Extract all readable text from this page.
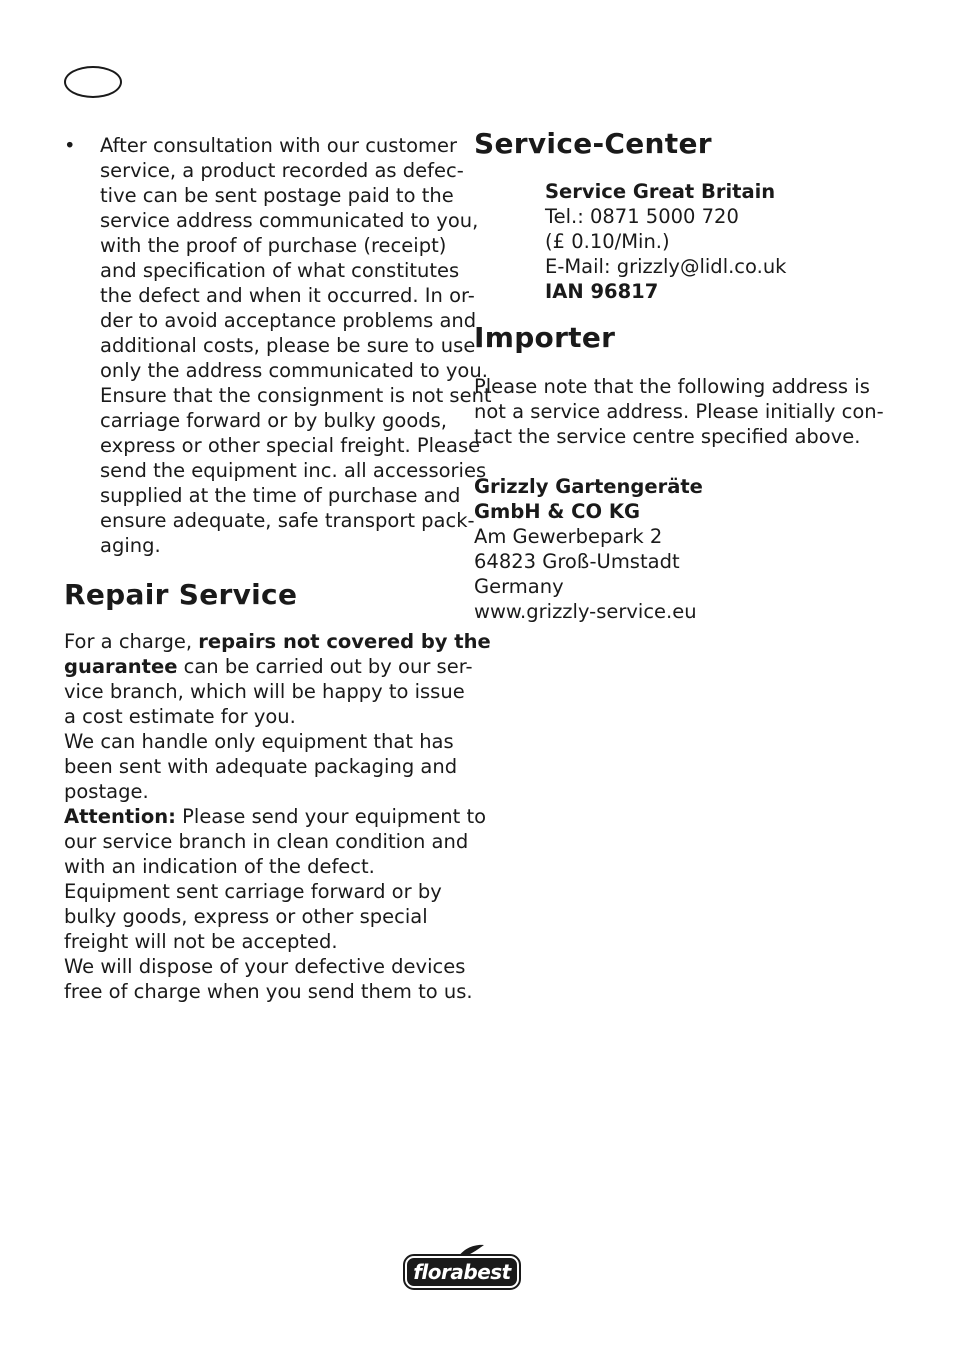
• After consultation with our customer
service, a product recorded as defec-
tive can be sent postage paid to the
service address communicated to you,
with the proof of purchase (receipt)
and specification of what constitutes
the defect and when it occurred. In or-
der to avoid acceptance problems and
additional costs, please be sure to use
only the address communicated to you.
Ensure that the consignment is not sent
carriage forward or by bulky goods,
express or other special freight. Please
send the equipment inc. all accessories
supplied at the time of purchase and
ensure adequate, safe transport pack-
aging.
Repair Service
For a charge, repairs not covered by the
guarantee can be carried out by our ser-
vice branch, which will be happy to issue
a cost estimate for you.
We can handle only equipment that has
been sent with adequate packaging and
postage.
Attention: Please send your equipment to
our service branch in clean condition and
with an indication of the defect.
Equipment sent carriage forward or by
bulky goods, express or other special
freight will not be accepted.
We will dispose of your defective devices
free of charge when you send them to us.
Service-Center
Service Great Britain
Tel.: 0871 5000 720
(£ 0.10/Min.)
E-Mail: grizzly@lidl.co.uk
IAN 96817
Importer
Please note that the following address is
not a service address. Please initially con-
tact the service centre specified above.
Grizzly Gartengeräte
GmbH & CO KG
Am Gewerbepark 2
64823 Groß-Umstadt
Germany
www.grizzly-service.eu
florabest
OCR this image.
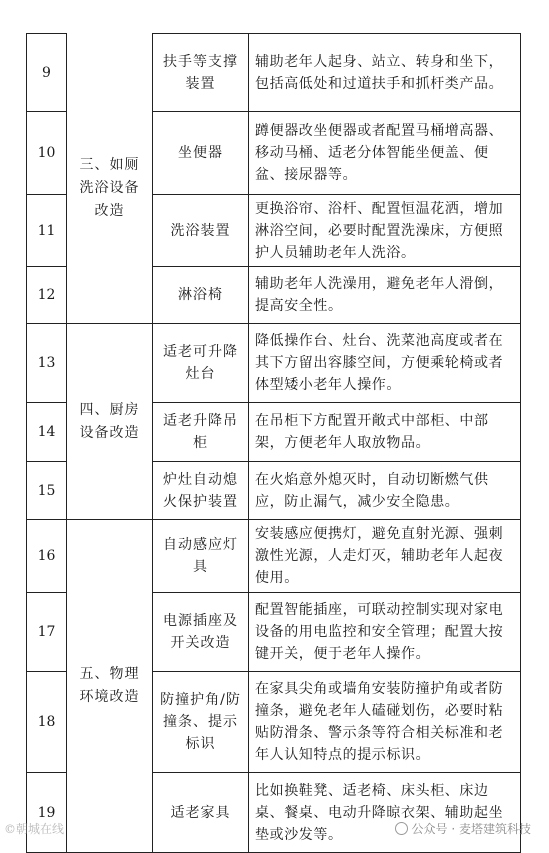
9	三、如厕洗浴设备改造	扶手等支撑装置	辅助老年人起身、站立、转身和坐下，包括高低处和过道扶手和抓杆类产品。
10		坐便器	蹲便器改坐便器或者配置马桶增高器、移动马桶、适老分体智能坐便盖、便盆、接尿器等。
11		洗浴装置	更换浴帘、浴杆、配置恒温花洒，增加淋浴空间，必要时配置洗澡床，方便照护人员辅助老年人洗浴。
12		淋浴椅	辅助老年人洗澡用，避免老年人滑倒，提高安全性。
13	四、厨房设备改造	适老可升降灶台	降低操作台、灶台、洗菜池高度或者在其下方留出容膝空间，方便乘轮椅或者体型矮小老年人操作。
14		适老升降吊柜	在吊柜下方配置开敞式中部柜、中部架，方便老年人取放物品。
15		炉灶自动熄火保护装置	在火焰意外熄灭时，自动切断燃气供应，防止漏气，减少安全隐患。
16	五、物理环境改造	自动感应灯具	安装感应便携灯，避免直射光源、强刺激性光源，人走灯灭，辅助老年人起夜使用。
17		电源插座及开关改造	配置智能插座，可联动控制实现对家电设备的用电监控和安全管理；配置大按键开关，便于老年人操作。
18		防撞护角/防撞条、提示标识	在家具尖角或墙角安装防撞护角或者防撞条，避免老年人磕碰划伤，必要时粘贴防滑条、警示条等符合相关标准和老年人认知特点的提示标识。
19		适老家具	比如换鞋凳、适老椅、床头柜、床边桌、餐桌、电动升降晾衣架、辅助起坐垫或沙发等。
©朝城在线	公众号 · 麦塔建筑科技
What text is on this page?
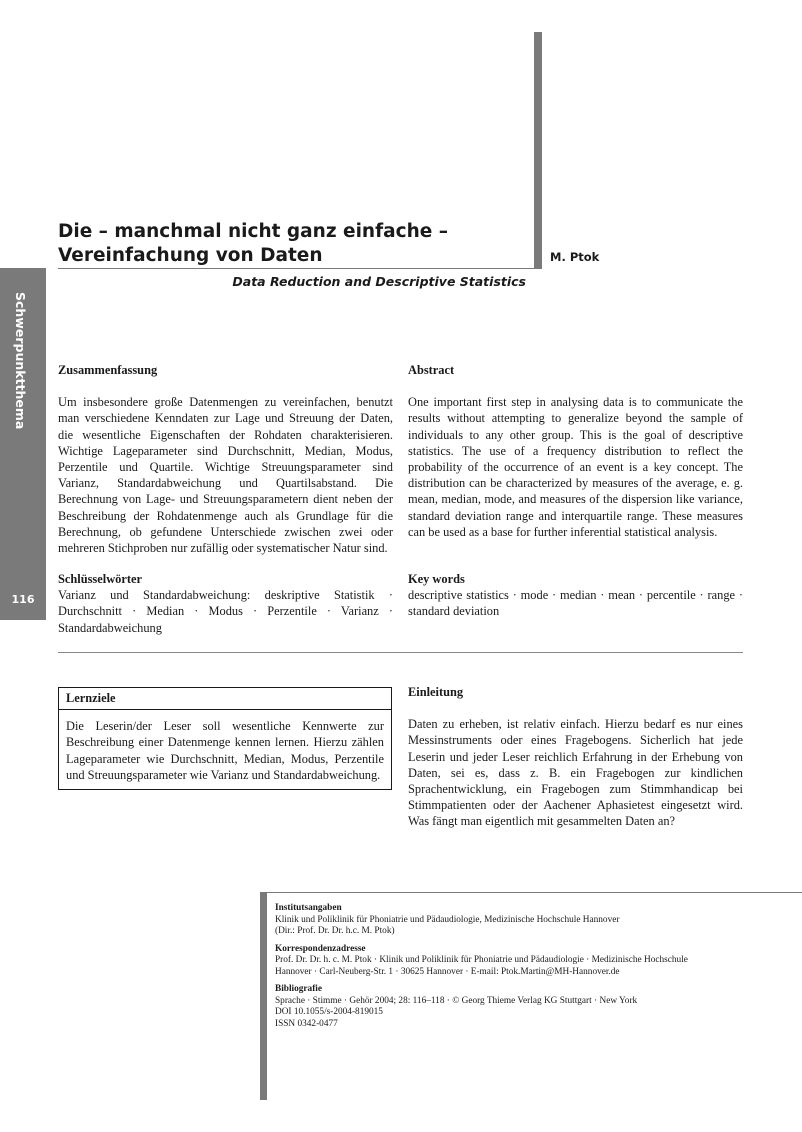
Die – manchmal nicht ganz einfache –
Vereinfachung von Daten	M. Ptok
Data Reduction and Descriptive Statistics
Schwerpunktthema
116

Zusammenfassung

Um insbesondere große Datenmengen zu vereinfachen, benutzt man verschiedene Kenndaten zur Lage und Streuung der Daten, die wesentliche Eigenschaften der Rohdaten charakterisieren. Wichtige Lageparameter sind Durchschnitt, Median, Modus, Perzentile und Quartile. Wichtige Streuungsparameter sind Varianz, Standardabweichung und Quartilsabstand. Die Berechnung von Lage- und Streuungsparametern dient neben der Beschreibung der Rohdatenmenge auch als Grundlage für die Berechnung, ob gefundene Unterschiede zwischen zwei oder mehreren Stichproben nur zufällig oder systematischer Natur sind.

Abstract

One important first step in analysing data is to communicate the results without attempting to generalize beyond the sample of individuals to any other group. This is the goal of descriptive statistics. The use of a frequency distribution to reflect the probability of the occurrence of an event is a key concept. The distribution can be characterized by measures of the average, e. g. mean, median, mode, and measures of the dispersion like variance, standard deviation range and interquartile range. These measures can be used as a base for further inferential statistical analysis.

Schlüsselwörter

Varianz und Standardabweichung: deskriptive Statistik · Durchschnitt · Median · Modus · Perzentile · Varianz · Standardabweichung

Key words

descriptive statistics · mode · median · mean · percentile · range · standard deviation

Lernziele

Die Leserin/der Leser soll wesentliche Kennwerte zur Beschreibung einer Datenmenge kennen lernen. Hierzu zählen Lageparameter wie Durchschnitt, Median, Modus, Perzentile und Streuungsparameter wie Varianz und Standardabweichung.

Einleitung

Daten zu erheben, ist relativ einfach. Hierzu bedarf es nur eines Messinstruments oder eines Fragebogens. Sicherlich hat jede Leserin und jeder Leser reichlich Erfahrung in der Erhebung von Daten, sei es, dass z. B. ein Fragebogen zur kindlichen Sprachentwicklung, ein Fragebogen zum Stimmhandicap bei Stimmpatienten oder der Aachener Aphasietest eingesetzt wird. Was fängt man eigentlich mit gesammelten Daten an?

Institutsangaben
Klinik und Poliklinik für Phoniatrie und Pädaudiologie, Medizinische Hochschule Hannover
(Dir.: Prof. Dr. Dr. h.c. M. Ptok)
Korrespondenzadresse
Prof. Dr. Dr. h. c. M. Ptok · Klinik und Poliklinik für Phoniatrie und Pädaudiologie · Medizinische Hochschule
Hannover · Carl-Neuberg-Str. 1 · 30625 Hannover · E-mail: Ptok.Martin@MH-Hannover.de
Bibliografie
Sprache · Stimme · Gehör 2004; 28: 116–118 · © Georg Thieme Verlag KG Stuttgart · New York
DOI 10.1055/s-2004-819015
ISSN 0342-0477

Instruction:
Report how many lines hold the string "Poliklinik", giving the number and nothing else.

Written answer:
2